# What you are asked to do:
Images are excluded; otherwise, output every record exactly.

# Records for processing:
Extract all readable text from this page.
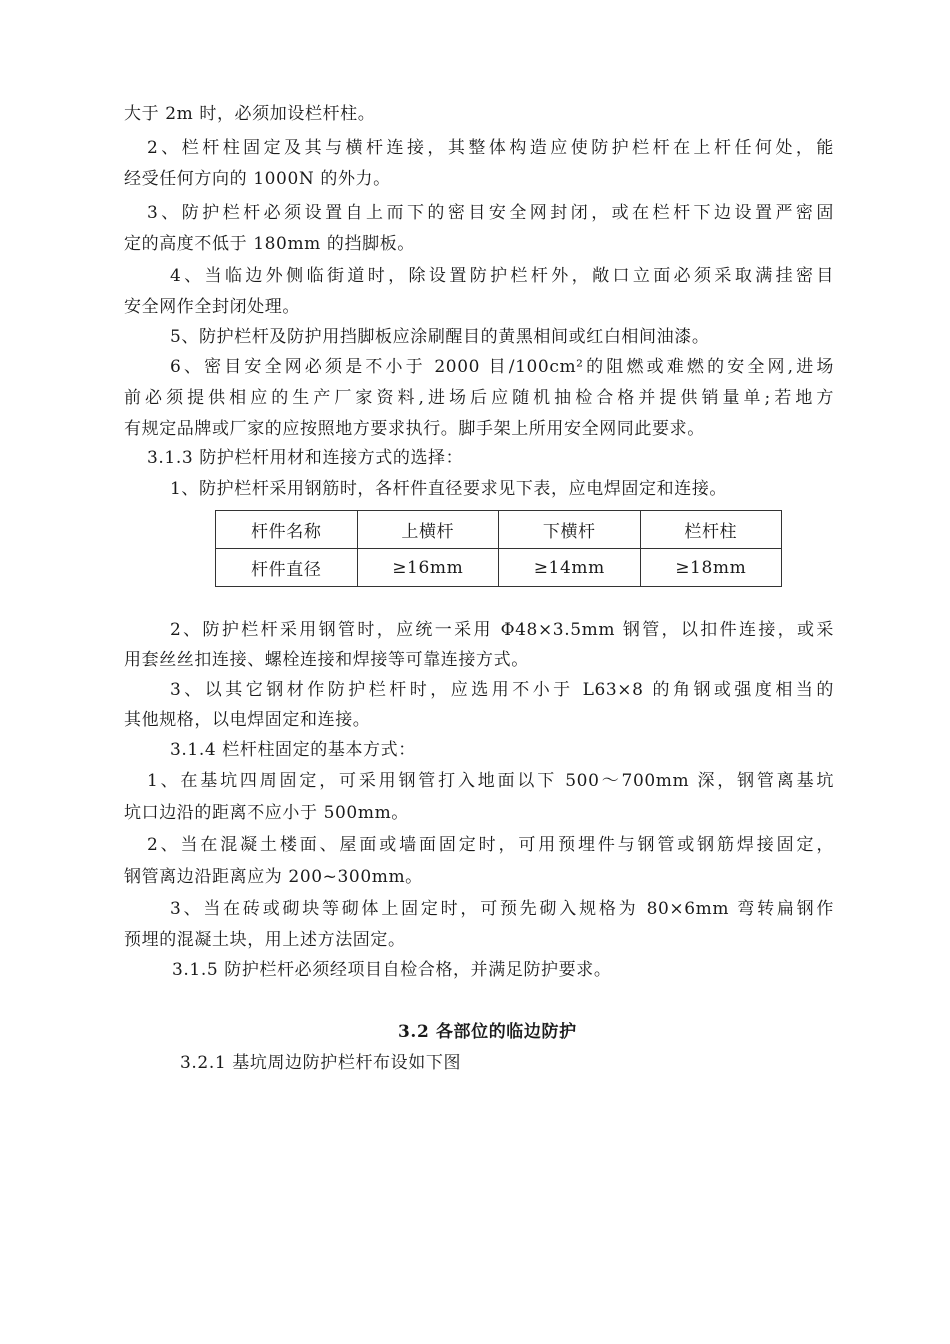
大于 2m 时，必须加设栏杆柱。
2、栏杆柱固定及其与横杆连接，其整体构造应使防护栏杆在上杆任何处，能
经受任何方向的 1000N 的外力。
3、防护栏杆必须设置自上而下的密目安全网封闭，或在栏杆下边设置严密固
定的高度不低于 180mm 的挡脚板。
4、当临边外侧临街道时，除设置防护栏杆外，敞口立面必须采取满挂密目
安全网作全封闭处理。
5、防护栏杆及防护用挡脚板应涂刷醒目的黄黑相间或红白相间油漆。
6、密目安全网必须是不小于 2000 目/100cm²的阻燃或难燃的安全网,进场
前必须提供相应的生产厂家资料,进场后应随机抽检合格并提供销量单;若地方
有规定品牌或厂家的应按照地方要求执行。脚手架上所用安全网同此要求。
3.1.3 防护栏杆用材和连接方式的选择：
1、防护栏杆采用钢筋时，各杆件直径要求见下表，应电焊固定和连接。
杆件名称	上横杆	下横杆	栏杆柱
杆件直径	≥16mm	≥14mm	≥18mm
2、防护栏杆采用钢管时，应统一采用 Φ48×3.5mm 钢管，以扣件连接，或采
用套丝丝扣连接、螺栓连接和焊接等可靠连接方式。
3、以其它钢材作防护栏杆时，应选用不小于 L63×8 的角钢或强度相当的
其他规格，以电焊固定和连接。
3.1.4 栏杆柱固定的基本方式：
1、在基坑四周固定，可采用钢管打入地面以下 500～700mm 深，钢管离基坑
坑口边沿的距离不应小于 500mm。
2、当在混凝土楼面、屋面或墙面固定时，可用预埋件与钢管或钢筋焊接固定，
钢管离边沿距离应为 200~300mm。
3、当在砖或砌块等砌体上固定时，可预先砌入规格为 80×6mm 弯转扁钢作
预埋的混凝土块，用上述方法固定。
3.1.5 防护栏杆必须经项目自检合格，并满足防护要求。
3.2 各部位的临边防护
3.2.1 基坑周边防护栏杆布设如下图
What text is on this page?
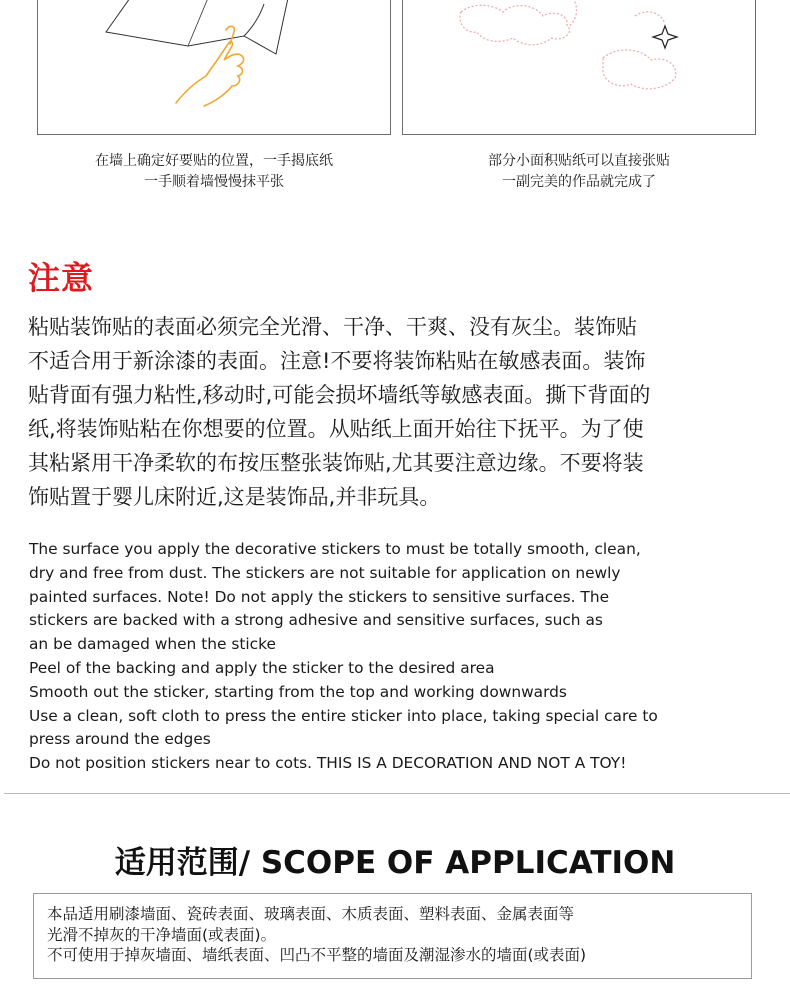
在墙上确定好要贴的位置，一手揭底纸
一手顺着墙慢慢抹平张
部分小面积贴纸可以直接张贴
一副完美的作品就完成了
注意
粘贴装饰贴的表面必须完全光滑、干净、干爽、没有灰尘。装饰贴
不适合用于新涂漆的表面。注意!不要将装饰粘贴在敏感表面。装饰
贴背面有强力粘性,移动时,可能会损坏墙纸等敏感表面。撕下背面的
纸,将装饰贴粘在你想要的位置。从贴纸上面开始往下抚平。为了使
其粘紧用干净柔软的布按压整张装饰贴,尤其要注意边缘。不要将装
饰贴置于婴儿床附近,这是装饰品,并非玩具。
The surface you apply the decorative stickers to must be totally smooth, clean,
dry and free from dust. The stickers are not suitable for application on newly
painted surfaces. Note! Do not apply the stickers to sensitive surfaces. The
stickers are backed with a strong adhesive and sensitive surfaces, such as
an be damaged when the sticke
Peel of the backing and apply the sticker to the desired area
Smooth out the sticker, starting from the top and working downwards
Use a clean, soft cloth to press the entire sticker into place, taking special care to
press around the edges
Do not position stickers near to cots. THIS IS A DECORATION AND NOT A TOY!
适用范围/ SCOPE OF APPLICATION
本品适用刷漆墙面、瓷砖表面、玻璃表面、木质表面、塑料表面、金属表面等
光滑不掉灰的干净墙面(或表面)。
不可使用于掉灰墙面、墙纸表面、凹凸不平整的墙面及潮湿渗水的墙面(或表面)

# Result for this exercise:
Extract all readable text from this page.
大于 2m 时，必须加设栏杆柱。
2、栏杆柱固定及其与横杆连接，其整体构造应使防护栏杆在上杆任何处，能
经受任何方向的 1000N 的外力。
3、防护栏杆必须设置自上而下的密目安全网封闭，或在栏杆下边设置严密固
定的高度不低于 180mm 的挡脚板。
4、当临边外侧临街道时，除设置防护栏杆外，敞口立面必须采取满挂密目
安全网作全封闭处理。
5、防护栏杆及防护用挡脚板应涂刷醒目的黄黑相间或红白相间油漆。
6、密目安全网必须是不小于 2000 目/100cm²的阻燃或难燃的安全网,进场
前必须提供相应的生产厂家资料,进场后应随机抽检合格并提供销量单;若地方
有规定品牌或厂家的应按照地方要求执行。脚手架上所用安全网同此要求。
3.1.3 防护栏杆用材和连接方式的选择：
1、防护栏杆采用钢筋时，各杆件直径要求见下表，应电焊固定和连接。
杆件名称	上横杆	下横杆	栏杆柱
杆件直径	≥16mm	≥14mm	≥18mm
2、防护栏杆采用钢管时，应统一采用 Φ48×3.5mm 钢管，以扣件连接，或采
用套丝丝扣连接、螺栓连接和焊接等可靠连接方式。
3、以其它钢材作防护栏杆时，应选用不小于 L63×8 的角钢或强度相当的
其他规格，以电焊固定和连接。
3.1.4 栏杆柱固定的基本方式：
1、在基坑四周固定，可采用钢管打入地面以下 500～700mm 深，钢管离基坑
坑口边沿的距离不应小于 500mm。
2、当在混凝土楼面、屋面或墙面固定时，可用预埋件与钢管或钢筋焊接固定，
钢管离边沿距离应为 200~300mm。
3、当在砖或砌块等砌体上固定时，可预先砌入规格为 80×6mm 弯转扁钢作
预埋的混凝土块，用上述方法固定。
3.1.5 防护栏杆必须经项目自检合格，并满足防护要求。
3.2 各部位的临边防护
3.2.1 基坑周边防护栏杆布设如下图
What text is on this page?
在墙上确定好要贴的位置，一手揭底纸
一手顺着墙慢慢抹平张
部分小面积贴纸可以直接张贴
一副完美的作品就完成了
注意
粘贴装饰贴的表面必须完全光滑、干净、干爽、没有灰尘。装饰贴
不适合用于新涂漆的表面。注意!不要将装饰粘贴在敏感表面。装饰
贴背面有强力粘性,移动时,可能会损坏墙纸等敏感表面。撕下背面的
纸,将装饰贴粘在你想要的位置。从贴纸上面开始往下抚平。为了使
其粘紧用干净柔软的布按压整张装饰贴,尤其要注意边缘。不要将装
饰贴置于婴儿床附近,这是装饰品,并非玩具。
The surface you apply the decorative stickers to must be totally smooth, clean,
dry and free from dust. The stickers are not suitable for application on newly
painted surfaces. Note! Do not apply the stickers to sensitive surfaces. The
stickers are backed with a strong adhesive and sensitive surfaces, such as
an be damaged when the sticke
Peel of the backing and apply the sticker to the desired area
Smooth out the sticker, starting from the top and working downwards
Use a clean, soft cloth to press the entire sticker into place, taking special care to
press around the edges
Do not position stickers near to cots. THIS IS A DECORATION AND NOT A TOY!
适用范围/ SCOPE OF APPLICATION
本品适用刷漆墙面、瓷砖表面、玻璃表面、木质表面、塑料表面、金属表面等
光滑不掉灰的干净墙面(或表面)。
不可使用于掉灰墙面、墙纸表面、凹凸不平整的墙面及潮湿渗水的墙面(或表面)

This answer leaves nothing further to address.